* **Problem requirements**
Find the lines holding "this" and copy them.

[Saved data entries]
______________________________
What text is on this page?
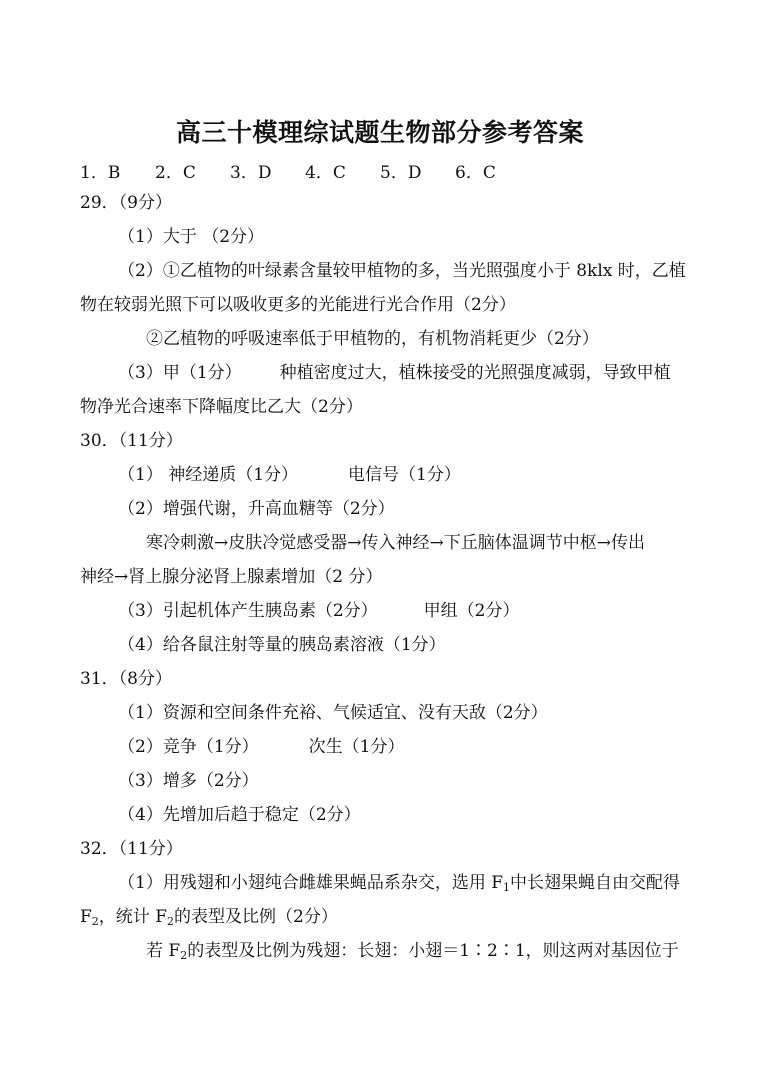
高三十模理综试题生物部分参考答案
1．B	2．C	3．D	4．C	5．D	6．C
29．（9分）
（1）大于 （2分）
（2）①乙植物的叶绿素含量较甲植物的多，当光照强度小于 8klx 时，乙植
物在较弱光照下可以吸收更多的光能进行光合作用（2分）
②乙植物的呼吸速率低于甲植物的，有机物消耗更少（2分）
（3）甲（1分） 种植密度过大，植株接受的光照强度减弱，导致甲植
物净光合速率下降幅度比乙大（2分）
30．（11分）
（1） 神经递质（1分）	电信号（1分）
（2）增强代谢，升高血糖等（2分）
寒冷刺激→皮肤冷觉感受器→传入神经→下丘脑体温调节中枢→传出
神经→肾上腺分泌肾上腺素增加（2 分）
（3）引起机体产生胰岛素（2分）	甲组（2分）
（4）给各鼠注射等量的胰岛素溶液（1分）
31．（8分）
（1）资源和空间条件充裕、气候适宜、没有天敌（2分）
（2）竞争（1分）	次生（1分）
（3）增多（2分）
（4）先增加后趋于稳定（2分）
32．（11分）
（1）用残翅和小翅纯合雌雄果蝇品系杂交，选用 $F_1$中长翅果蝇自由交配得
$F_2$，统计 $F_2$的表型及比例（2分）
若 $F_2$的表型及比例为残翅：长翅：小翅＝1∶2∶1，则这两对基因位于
______________________________
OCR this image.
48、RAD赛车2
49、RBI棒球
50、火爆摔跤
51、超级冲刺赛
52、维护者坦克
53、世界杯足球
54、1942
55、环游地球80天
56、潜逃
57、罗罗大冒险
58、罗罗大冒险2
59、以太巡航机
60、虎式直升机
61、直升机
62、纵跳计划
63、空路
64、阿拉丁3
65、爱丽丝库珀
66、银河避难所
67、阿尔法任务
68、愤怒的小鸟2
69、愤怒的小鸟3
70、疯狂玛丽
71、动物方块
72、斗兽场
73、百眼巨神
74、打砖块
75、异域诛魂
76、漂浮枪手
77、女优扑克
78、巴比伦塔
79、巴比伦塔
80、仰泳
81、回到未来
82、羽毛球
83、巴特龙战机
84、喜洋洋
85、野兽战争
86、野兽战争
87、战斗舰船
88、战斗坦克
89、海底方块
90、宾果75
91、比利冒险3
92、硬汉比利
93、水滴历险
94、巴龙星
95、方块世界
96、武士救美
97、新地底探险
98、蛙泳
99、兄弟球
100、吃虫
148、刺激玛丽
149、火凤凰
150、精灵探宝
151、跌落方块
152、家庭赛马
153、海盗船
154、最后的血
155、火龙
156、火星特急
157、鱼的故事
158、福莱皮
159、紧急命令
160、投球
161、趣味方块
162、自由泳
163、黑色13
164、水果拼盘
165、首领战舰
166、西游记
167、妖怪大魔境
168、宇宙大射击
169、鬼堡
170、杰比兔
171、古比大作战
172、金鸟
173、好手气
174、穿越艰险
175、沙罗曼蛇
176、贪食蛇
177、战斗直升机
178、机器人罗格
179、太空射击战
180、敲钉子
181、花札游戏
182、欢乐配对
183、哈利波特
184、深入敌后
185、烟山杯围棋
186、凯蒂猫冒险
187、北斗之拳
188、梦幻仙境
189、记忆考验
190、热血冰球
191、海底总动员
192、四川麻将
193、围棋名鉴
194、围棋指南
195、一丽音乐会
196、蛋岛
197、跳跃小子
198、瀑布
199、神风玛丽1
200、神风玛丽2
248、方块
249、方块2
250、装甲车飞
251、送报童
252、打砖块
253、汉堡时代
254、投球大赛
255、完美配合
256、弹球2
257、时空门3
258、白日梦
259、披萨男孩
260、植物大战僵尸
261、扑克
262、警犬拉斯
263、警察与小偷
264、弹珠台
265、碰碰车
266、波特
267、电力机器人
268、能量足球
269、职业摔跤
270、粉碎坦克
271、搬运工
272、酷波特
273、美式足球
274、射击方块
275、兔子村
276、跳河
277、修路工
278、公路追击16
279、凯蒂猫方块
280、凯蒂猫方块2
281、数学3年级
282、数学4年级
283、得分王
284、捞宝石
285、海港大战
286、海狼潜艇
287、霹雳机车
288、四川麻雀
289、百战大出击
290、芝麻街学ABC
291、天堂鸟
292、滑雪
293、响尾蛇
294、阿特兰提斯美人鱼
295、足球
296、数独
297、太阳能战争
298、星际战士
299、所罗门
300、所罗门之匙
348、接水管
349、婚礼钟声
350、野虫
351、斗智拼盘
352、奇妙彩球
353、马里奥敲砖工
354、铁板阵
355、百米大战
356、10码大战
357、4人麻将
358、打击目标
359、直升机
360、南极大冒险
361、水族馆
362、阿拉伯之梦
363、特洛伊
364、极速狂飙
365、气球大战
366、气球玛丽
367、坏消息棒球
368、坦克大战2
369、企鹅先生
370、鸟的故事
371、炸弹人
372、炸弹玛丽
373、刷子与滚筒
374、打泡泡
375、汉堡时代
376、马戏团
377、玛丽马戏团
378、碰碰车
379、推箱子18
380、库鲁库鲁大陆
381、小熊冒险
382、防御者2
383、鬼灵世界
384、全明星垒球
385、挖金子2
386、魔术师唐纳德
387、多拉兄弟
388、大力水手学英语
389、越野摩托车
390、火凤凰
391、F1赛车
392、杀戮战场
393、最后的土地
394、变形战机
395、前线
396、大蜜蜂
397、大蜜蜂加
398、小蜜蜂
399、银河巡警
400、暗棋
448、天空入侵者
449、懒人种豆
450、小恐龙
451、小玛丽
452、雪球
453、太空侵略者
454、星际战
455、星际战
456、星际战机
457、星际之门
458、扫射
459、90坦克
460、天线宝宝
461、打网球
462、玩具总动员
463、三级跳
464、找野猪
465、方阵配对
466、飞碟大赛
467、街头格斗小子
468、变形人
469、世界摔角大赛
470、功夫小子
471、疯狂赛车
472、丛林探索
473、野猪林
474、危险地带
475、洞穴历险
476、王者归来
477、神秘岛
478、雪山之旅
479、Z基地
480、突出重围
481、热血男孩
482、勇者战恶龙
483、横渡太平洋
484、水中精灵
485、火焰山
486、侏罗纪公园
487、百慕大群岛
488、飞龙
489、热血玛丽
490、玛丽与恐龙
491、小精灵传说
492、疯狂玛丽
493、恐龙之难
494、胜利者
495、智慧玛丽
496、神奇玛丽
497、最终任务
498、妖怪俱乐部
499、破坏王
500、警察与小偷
______________________________
* **Problem solution**
What text is on this page?
OCR this image.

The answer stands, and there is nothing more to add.